***** Material

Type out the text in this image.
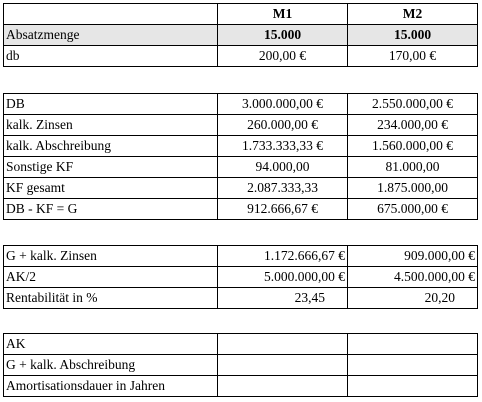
	M1	M2
Absatzmenge	15.000	15.000
db	200,00 €	170,00 €
DB	3.000.000,00 €	2.550.000,00 €
kalk. Zinsen	260.000,00 €	234.000,00 €
kalk. Abschreibung	1.733.333,33 €	1.560.000,00 €
Sonstige KF	94.000,00	81.000,00
KF gesamt	2.087.333,33	1.875.000,00
DB - KF = G	912.666,67 €	675.000,00 €
G + kalk. Zinsen	1.172.666,67 €	909.000,00 €
AK/2	5.000.000,00 €	4.500.000,00 €
Rentabilität in %	23,45	20,20
AK		
G + kalk. Abschreibung		
Amortisationsdauer in Jahren		
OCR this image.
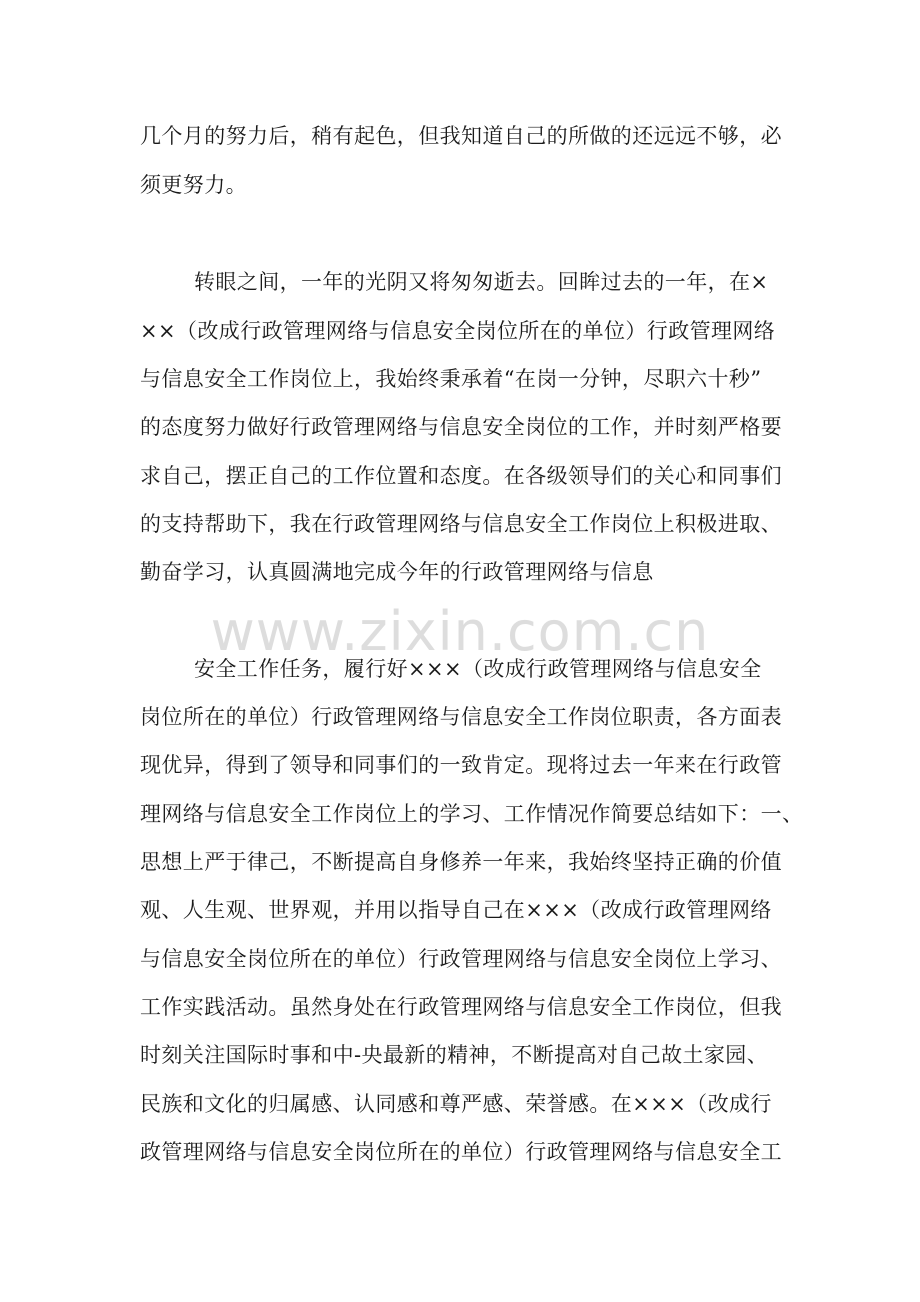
几个月的努力后，稍有起色，但我知道自己的所做的还远远不够，必
须更努力。
转眼之间，一年的光阴又将匆匆逝去。回眸过去的一年，在×
××（改成行政管理网络与信息安全岗位所在的单位）行政管理网络
与信息安全工作岗位上，我始终秉承着“在岗一分钟，尽职六十秒”
的态度努力做好行政管理网络与信息安全岗位的工作，并时刻严格要
求自己，摆正自己的工作位置和态度。在各级领导们的关心和同事们
的支持帮助下，我在行政管理网络与信息安全工作岗位上积极进取、
勤奋学习，认真圆满地完成今年的行政管理网络与信息
www.zixin.com.cn
安全工作任务，履行好×××（改成行政管理网络与信息安全
岗位所在的单位）行政管理网络与信息安全工作岗位职责，各方面表
现优异，得到了领导和同事们的一致肯定。现将过去一年来在行政管
理网络与信息安全工作岗位上的学习、工作情况作简要总结如下：一、
思想上严于律己，不断提高自身修养一年来，我始终坚持正确的价值
观、人生观、世界观，并用以指导自己在×××（改成行政管理网络
与信息安全岗位所在的单位）行政管理网络与信息安全岗位上学习、
工作实践活动。虽然身处在行政管理网络与信息安全工作岗位，但我
时刻关注国际时事和中-央最新的精神，不断提高对自己故土家园、
民族和文化的归属感、认同感和尊严感、荣誉感。在×××（改成行
政管理网络与信息安全岗位所在的单位）行政管理网络与信息安全工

**********

Exercise task:
Leave the pictures out and print the records above exactly as they stand.

Output below:
Type out the text in this image.
	M1	M2
Absatzmenge	15.000	15.000
db	200,00 €	170,00 €
DB	3.000.000,00 €	2.550.000,00 €
kalk. Zinsen	260.000,00 €	234.000,00 €
kalk. Abschreibung	1.733.333,33 €	1.560.000,00 €
Sonstige KF	94.000,00	81.000,00
KF gesamt	2.087.333,33	1.875.000,00
DB - KF = G	912.666,67 €	675.000,00 €
G + kalk. Zinsen	1.172.666,67 €	909.000,00 €
AK/2	5.000.000,00 €	4.500.000,00 €
Rentabilität in %	23,45	20,20
AK		
G + kalk. Abschreibung		
Amortisationsdauer in Jahren		
OCR this image.
几个月的努力后，稍有起色，但我知道自己的所做的还远远不够，必
须更努力。
转眼之间，一年的光阴又将匆匆逝去。回眸过去的一年，在×
××（改成行政管理网络与信息安全岗位所在的单位）行政管理网络
与信息安全工作岗位上，我始终秉承着“在岗一分钟，尽职六十秒”
的态度努力做好行政管理网络与信息安全岗位的工作，并时刻严格要
求自己，摆正自己的工作位置和态度。在各级领导们的关心和同事们
的支持帮助下，我在行政管理网络与信息安全工作岗位上积极进取、
勤奋学习，认真圆满地完成今年的行政管理网络与信息
www.zixin.com.cn
安全工作任务，履行好×××（改成行政管理网络与信息安全
岗位所在的单位）行政管理网络与信息安全工作岗位职责，各方面表
现优异，得到了领导和同事们的一致肯定。现将过去一年来在行政管
理网络与信息安全工作岗位上的学习、工作情况作简要总结如下：一、
思想上严于律己，不断提高自身修养一年来，我始终坚持正确的价值
观、人生观、世界观，并用以指导自己在×××（改成行政管理网络
与信息安全岗位所在的单位）行政管理网络与信息安全岗位上学习、
工作实践活动。虽然身处在行政管理网络与信息安全工作岗位，但我
时刻关注国际时事和中-央最新的精神，不断提高对自己故土家园、
民族和文化的归属感、认同感和尊严感、荣誉感。在×××（改成行
政管理网络与信息安全岗位所在的单位）行政管理网络与信息安全工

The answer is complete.